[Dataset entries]
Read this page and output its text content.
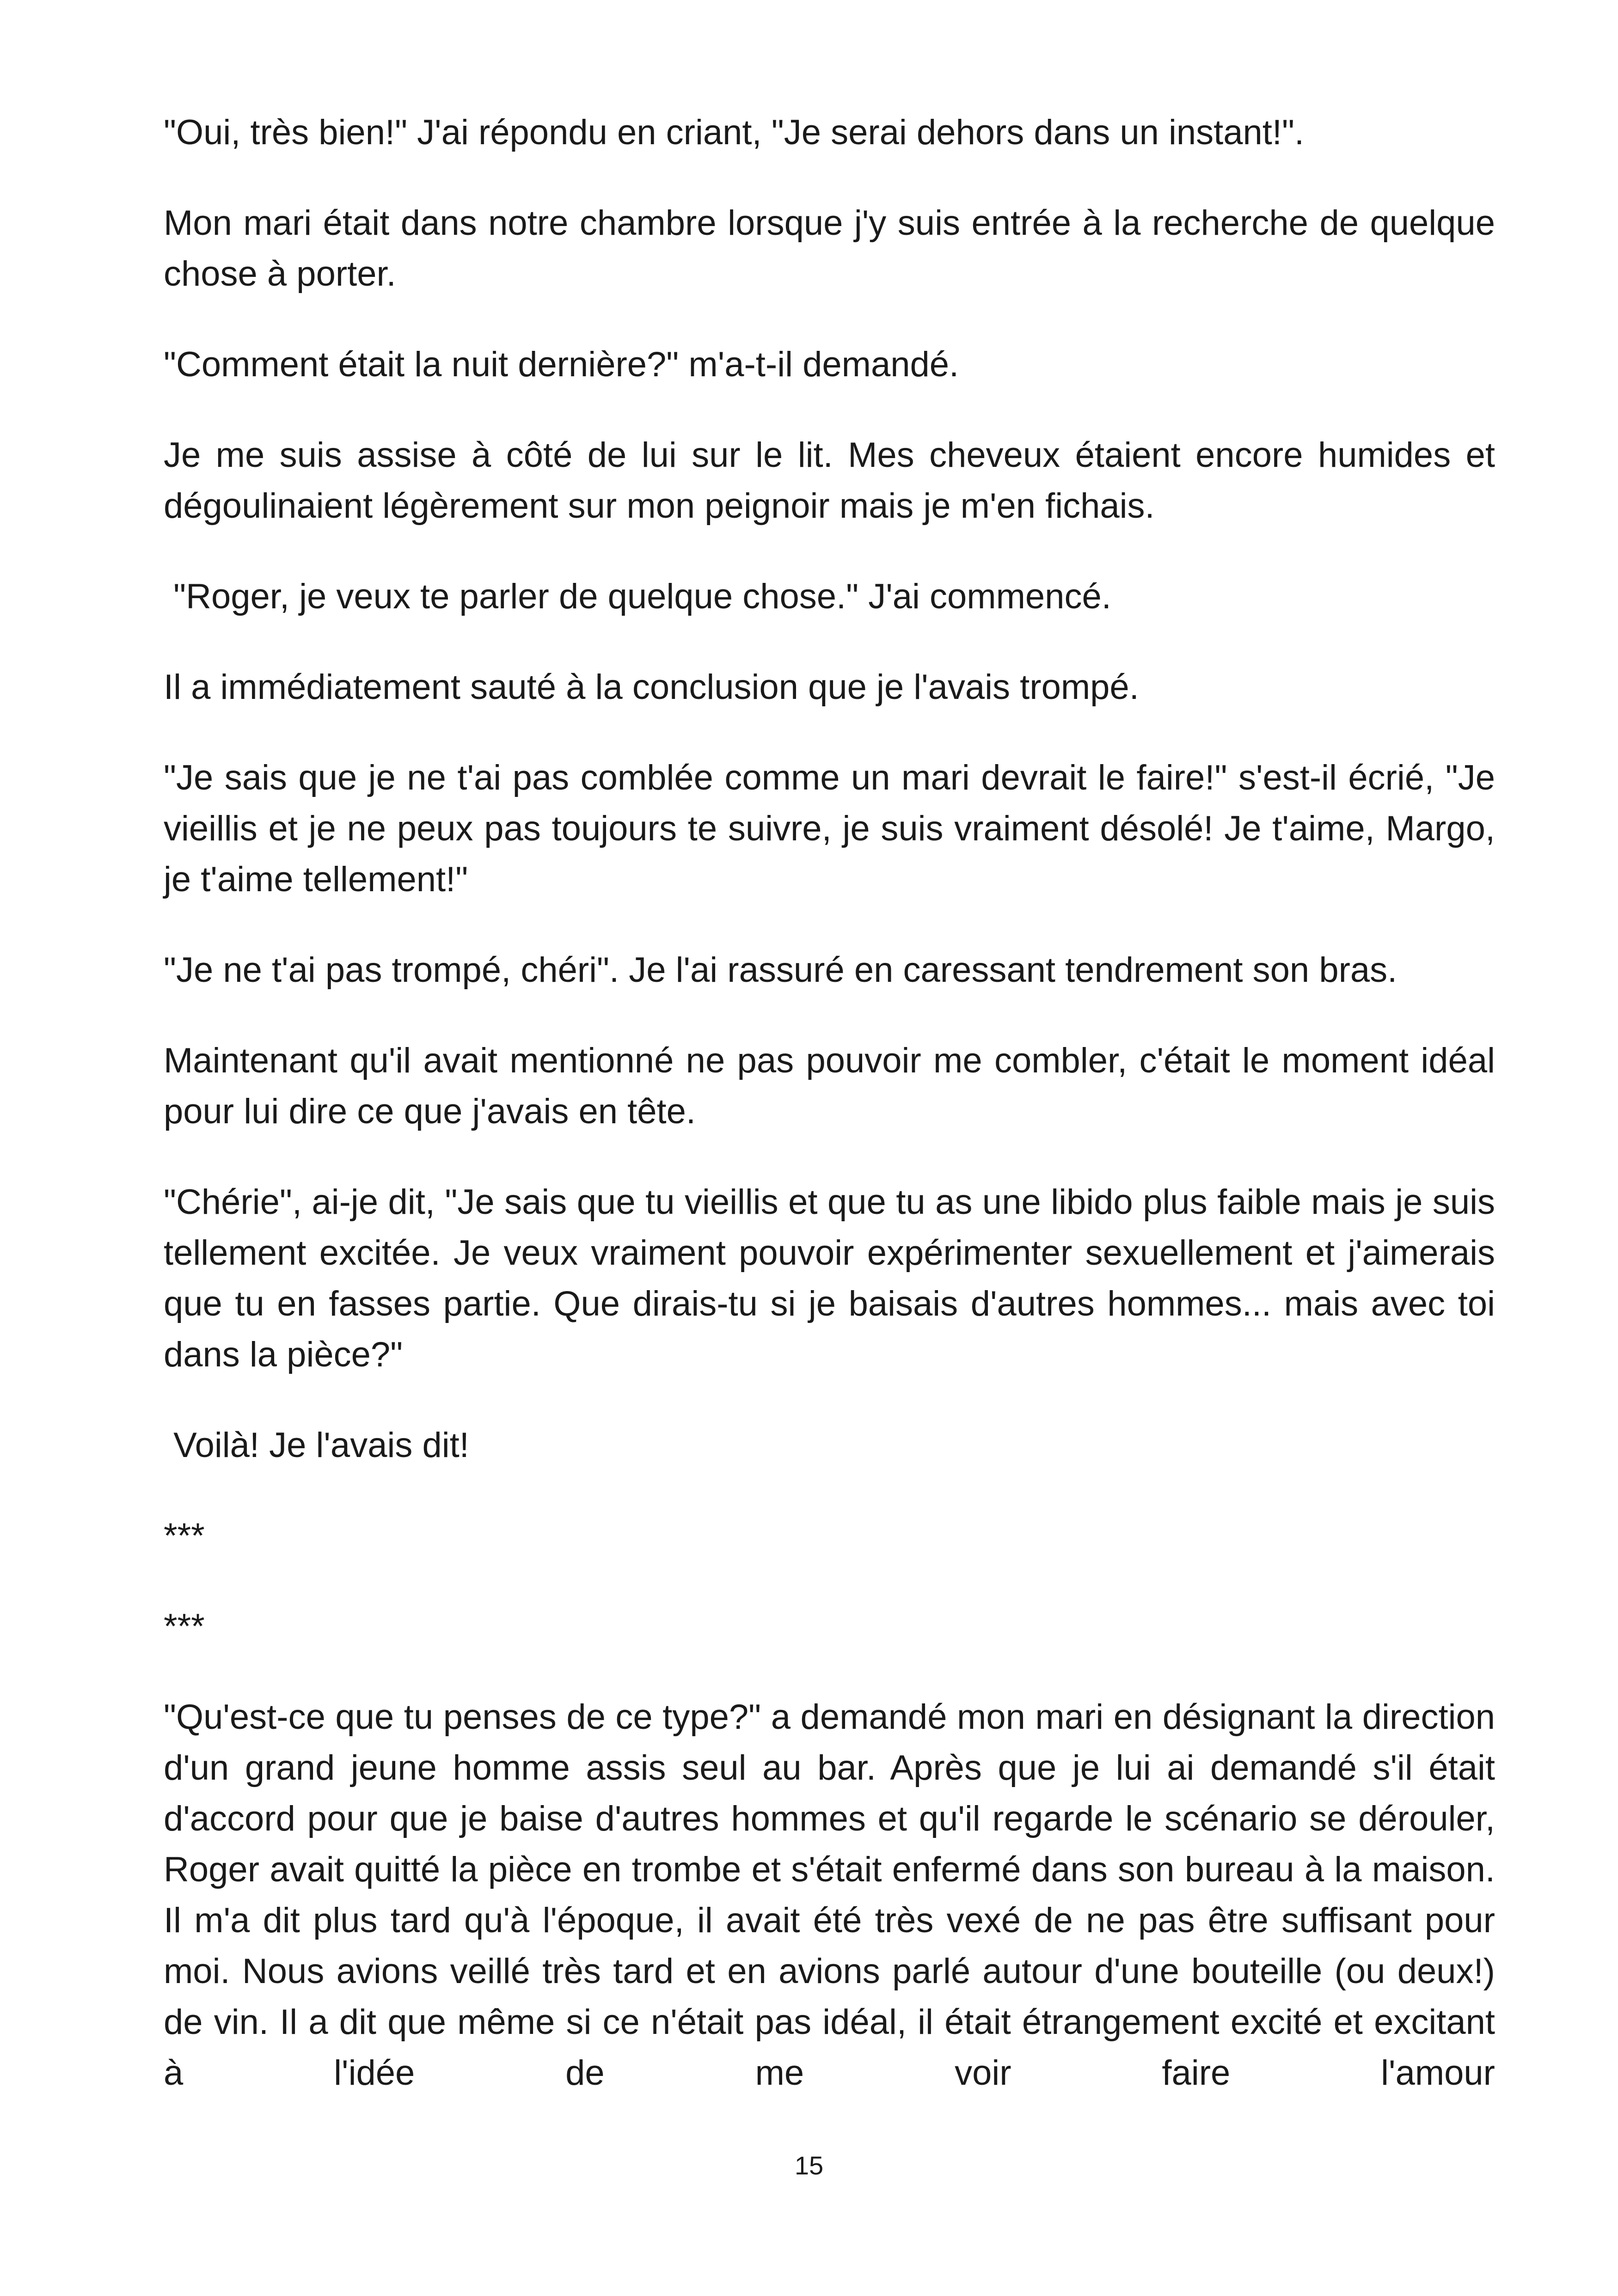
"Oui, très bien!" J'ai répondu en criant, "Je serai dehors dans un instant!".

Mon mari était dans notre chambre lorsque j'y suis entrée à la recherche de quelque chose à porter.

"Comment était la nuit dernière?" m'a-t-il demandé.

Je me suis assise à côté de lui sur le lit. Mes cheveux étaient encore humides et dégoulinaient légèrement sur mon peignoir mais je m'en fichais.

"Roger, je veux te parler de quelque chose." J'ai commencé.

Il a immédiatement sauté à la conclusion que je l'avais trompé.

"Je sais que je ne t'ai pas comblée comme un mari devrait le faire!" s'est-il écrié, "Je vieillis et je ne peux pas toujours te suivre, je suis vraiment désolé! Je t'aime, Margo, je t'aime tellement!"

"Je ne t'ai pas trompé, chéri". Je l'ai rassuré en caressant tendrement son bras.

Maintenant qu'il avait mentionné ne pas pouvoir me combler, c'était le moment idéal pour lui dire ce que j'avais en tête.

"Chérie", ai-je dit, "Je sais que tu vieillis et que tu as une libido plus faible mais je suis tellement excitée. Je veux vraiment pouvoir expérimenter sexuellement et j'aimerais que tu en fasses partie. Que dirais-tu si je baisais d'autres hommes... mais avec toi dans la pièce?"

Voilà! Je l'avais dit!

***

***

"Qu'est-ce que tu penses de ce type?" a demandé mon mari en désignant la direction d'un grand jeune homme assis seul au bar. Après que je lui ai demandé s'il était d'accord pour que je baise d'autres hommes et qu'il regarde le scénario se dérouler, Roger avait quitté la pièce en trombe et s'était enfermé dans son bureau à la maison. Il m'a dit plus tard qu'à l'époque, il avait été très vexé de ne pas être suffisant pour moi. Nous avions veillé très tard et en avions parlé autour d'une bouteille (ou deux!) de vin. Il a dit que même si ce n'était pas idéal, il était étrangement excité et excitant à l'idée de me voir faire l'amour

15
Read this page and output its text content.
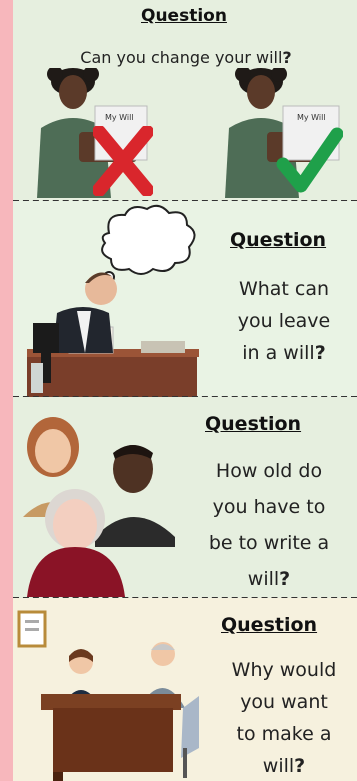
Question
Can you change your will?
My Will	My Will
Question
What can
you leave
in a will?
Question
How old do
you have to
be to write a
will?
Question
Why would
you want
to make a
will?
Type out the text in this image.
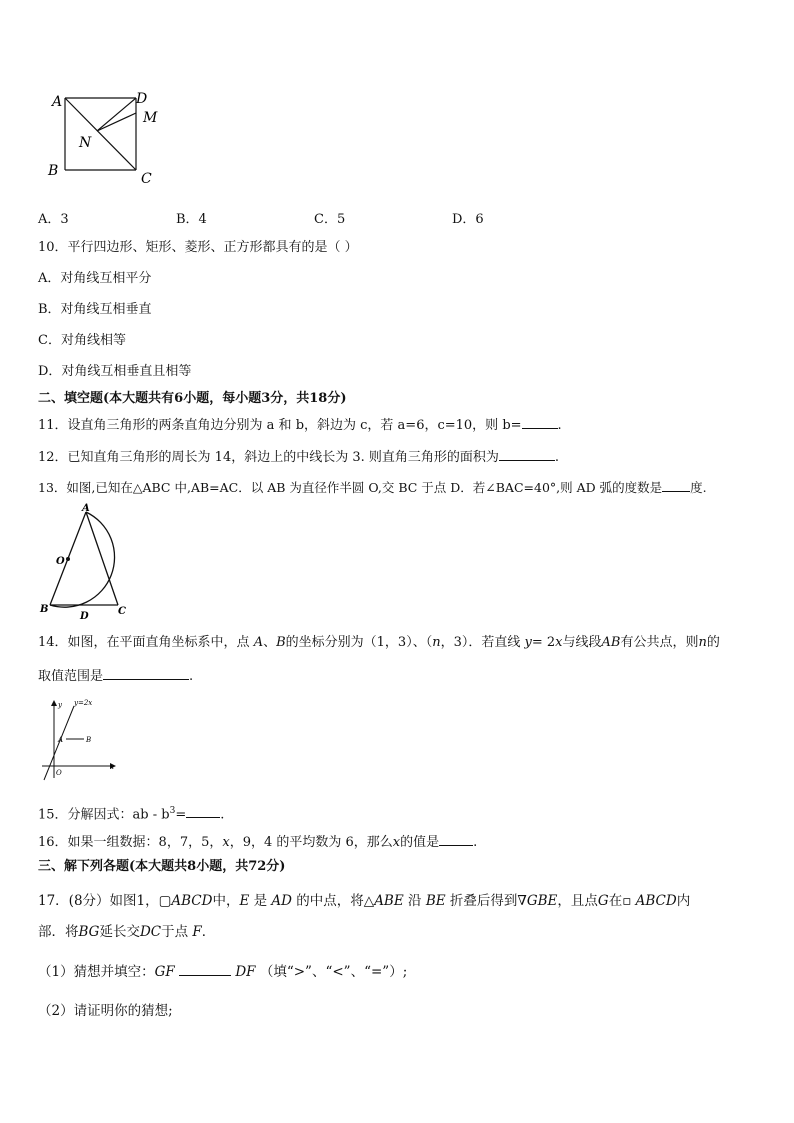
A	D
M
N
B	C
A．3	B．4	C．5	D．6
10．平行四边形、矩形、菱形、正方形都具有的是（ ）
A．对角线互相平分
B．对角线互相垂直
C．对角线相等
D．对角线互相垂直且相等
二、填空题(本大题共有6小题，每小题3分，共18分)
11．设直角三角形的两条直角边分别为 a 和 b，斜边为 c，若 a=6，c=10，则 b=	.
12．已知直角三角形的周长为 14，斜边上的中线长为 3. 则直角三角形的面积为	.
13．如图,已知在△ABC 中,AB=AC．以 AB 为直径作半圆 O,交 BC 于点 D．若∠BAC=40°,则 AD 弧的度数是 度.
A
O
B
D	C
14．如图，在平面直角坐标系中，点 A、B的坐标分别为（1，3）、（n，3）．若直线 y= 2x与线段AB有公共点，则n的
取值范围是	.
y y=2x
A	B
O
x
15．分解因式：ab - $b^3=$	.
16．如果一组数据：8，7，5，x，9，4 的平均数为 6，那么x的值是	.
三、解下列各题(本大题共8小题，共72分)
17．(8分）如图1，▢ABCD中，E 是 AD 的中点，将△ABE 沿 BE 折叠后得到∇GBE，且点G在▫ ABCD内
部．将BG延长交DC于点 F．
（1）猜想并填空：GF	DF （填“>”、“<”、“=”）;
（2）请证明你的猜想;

→ **THE REQUEST**
Reproduce all the records verbatim, excluding images.

→ **RESPONSE FOR THIS EXERCISE**
Read this page and output its text content.
"Oui, très bien!" J'ai répondu en criant, "Je serai dehors dans un instant!".

Mon mari était dans notre chambre lorsque j'y suis entrée à la recherche de quelque chose à porter.

"Comment était la nuit dernière?" m'a-t-il demandé.

Je me suis assise à côté de lui sur le lit. Mes cheveux étaient encore humides et dégoulinaient légèrement sur mon peignoir mais je m'en fichais.

"Roger, je veux te parler de quelque chose." J'ai commencé.

Il a immédiatement sauté à la conclusion que je l'avais trompé.

"Je sais que je ne t'ai pas comblée comme un mari devrait le faire!" s'est-il écrié, "Je vieillis et je ne peux pas toujours te suivre, je suis vraiment désolé! Je t'aime, Margo, je t'aime tellement!"

"Je ne t'ai pas trompé, chéri". Je l'ai rassuré en caressant tendrement son bras.

Maintenant qu'il avait mentionné ne pas pouvoir me combler, c'était le moment idéal pour lui dire ce que j'avais en tête.

"Chérie", ai-je dit, "Je sais que tu vieillis et que tu as une libido plus faible mais je suis tellement excitée. Je veux vraiment pouvoir expérimenter sexuellement et j'aimerais que tu en fasses partie. Que dirais-tu si je baisais d'autres hommes... mais avec toi dans la pièce?"

Voilà! Je l'avais dit!

***

***

"Qu'est-ce que tu penses de ce type?" a demandé mon mari en désignant la direction d'un grand jeune homme assis seul au bar. Après que je lui ai demandé s'il était d'accord pour que je baise d'autres hommes et qu'il regarde le scénario se dérouler, Roger avait quitté la pièce en trombe et s'était enfermé dans son bureau à la maison. Il m'a dit plus tard qu'à l'époque, il avait été très vexé de ne pas être suffisant pour moi. Nous avions veillé très tard et en avions parlé autour d'une bouteille (ou deux!) de vin. Il a dit que même si ce n'était pas idéal, il était étrangement excité et excitant à l'idée de me voir faire l'amour

15
Read this page and output its text content.
Question
Can you change your will?
My Will	My Will
Question
What can
you leave
in a will?
Question
How old do
you have to
be to write a
will?
Question
Why would
you want
to make a
will?
Type out the text in this image.
A	D
M
N
B	C
A．3	B．4	C．5	D．6
10．平行四边形、矩形、菱形、正方形都具有的是（ ）
A．对角线互相平分
B．对角线互相垂直
C．对角线相等
D．对角线互相垂直且相等
二、填空题(本大题共有6小题，每小题3分，共18分)
11．设直角三角形的两条直角边分别为 a 和 b，斜边为 c，若 a=6，c=10，则 b=	.
12．已知直角三角形的周长为 14，斜边上的中线长为 3. 则直角三角形的面积为	.
13．如图,已知在△ABC 中,AB=AC．以 AB 为直径作半圆 O,交 BC 于点 D．若∠BAC=40°,则 AD 弧的度数是 度.
A
O
B
D	C
14．如图，在平面直角坐标系中，点 A、B的坐标分别为（1，3）、（n，3）．若直线 y= 2x与线段AB有公共点，则n的
取值范围是	.
y y=2x
A	B
O
x
15．分解因式：ab - $b^3=$	.
16．如果一组数据：8，7，5，x，9，4 的平均数为 6，那么x的值是	.
三、解下列各题(本大题共8小题，共72分)
17．(8分）如图1，▢ABCD中，E 是 AD 的中点，将△ABE 沿 BE 折叠后得到∇GBE，且点G在▫ ABCD内
部．将BG延长交DC于点 F．
（1）猜想并填空：GF	DF （填“>”、“<”、“=”）;
（2）请证明你的猜想;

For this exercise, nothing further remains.